• TASK MATERIAL:
---*---

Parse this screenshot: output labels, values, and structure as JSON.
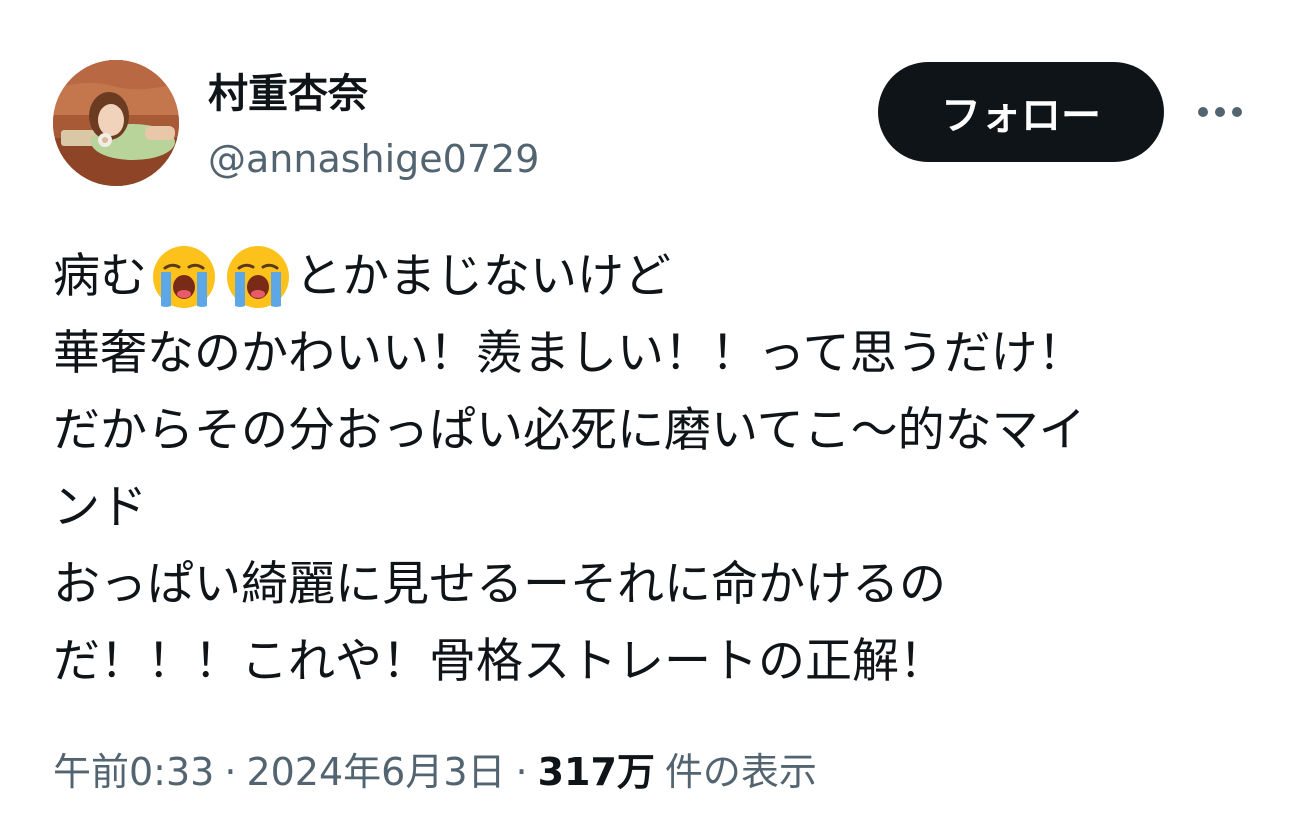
{
  "user": {
    "display_name": "村重杏奈",
    "handle": "@annashige0729"
  },
  "actions": {
    "follow_label": "フォロー",
    "more_icon": "more-horizontal-icon"
  },
  "tweet": {
    "line1_before": "病む",
    "line1_emoji": "loudly-crying-face",
    "line1_after": "とかまじないけど",
    "line2": "華奢なのかわいい！羨ましい！！って思うだけ！",
    "line3": "だからその分おっぱい必死に磨いてこ〜的なマイ",
    "line4": "ンド",
    "line5": "おっぱい綺麗に見せるーそれに命かけるの",
    "line6": "だ！！！これや！骨格ストレートの正解！"
  },
  "meta": {
    "time": "午前0:33",
    "separator": "·",
    "date": "2024年6月3日",
    "views_count": "317万",
    "views_label": "件の表示"
  },
  "colors": {
    "text_primary": "#0f1419",
    "text_secondary": "#536471",
    "button_bg": "#0f1419",
    "button_text": "#ffffff",
    "emoji_face": "#fcc21b",
    "emoji_tears": "#5ea7e6"
  }
}
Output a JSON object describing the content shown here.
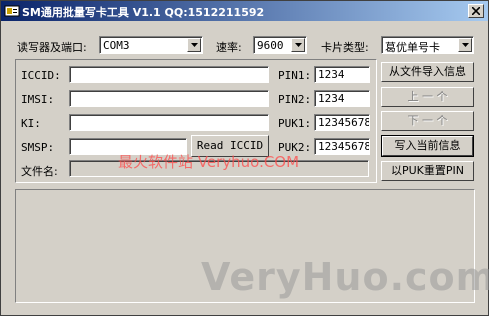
{
  "window": {
    "title": "SM通用批量写卡工具 V1.1  QQ:1512211592"
  },
  "reader": {
    "label": "读写器及端口:",
    "port_value": "COM3"
  },
  "rate": {
    "label": "速率:",
    "value": "9600"
  },
  "card_type": {
    "label": "卡片类型:",
    "value": "葛优单号卡"
  },
  "fields": {
    "iccid": {
      "label": "ICCID:",
      "value": ""
    },
    "imsi": {
      "label": "IMSI:",
      "value": ""
    },
    "ki": {
      "label": "KI:",
      "value": ""
    },
    "smsp": {
      "label": "SMSP:",
      "value": ""
    },
    "filename": {
      "label": "文件名:",
      "value": ""
    }
  },
  "pins": {
    "pin1": {
      "label": "PIN1:",
      "value": "1234"
    },
    "pin2": {
      "label": "PIN2:",
      "value": "1234"
    },
    "puk1": {
      "label": "PUK1:",
      "value": "12345678"
    },
    "puk2": {
      "label": "PUK2:",
      "value": "12345678"
    }
  },
  "buttons": {
    "read_iccid": "Read ICCID",
    "import_file": "从文件导入信息",
    "prev": "上 一 个",
    "next": "下 一 个",
    "write_current": "写入当前信息",
    "reset_pin": "以PUK重置PIN"
  },
  "watermarks": {
    "red": "最火软件站 Veryhuo.COM",
    "gray": "VeryHuo.com"
  },
  "icons": [
    "app-icon",
    "close-icon",
    "dropdown-arrow-icon"
  ]
}
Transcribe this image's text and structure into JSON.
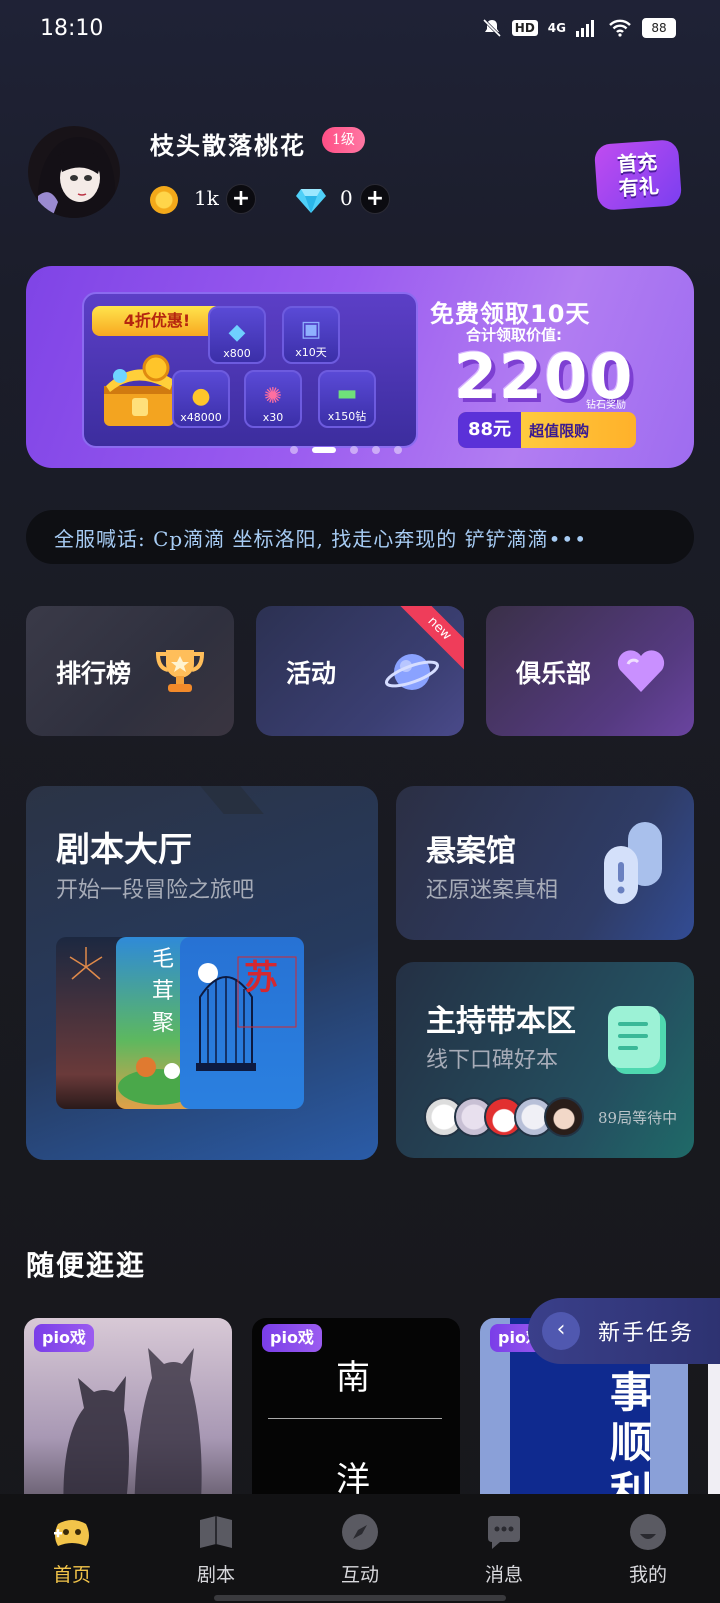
{
  "status_bar": {
    "time": "18:10",
    "network": "4G",
    "hd": "HD",
    "battery": "88"
  },
  "profile": {
    "username": "枝头散落桃花",
    "level": "1级",
    "coins": "1k",
    "diamonds": "0",
    "first_charge": "首充有礼"
  },
  "banner": {
    "discount_tag": "4折优惠!",
    "rewards": [
      "x800",
      "x10天",
      "x48000",
      "x30",
      "x150钻"
    ],
    "title": "免费领取10天",
    "subtitle": "合计领取价值:",
    "value": "2200",
    "value_note": "钻石奖励",
    "price": "88元",
    "price_note": "超值限购",
    "active_slide": 1
  },
  "broadcast": {
    "text": "全服喊话: Cp滴滴 坐标洛阳, 找走心奔现的 铲铲滴滴•••"
  },
  "quick_entries": [
    {
      "label": "排行榜",
      "icon": "trophy-icon"
    },
    {
      "label": "活动",
      "icon": "planet-icon",
      "badge": "new"
    },
    {
      "label": "俱乐部",
      "icon": "heart-icon"
    }
  ],
  "script_hall": {
    "title": "剧本大厅",
    "subtitle": "开始一段冒险之旅吧",
    "book2_text": "毛茸聚",
    "book3_title": "苏"
  },
  "mystery": {
    "title": "悬案馆",
    "subtitle": "还原迷案真相"
  },
  "host": {
    "title": "主持带本区",
    "subtitle": "线下口碑好本",
    "waiting": "89局等待中"
  },
  "section": {
    "title": "随便逛逛"
  },
  "room_cards": [
    {
      "tag": "pio戏"
    },
    {
      "tag": "pio戏",
      "chars": [
        "南",
        "洋"
      ]
    },
    {
      "tag": "pio戏",
      "text": "事顺利"
    }
  ],
  "newbie_task": {
    "label": "新手任务"
  },
  "bottom_nav": [
    {
      "label": "首页",
      "icon": "game-controller-icon",
      "active": true
    },
    {
      "label": "剧本",
      "icon": "book-icon",
      "active": false
    },
    {
      "label": "互动",
      "icon": "compass-icon",
      "active": false
    },
    {
      "label": "消息",
      "icon": "chat-bubble-icon",
      "active": false
    },
    {
      "label": "我的",
      "icon": "profile-icon",
      "active": false
    }
  ],
  "colors": {
    "accent": "#f2c44a",
    "level_badge": "#ff4f86",
    "banner": "#9b5cf0",
    "broadcast_text": "#a7ccf4"
  }
}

---*---

• PROBLEM TO WORK ON: Make a list of all lines in the data that contain "subtitle".

• ANSWER TO THE TASK:
    "subtitle": "合计领取价值:",
    "subtitle": "开始一段冒险之旅吧",
    "subtitle": "还原迷案真相"
    "subtitle": "线下口碑好本",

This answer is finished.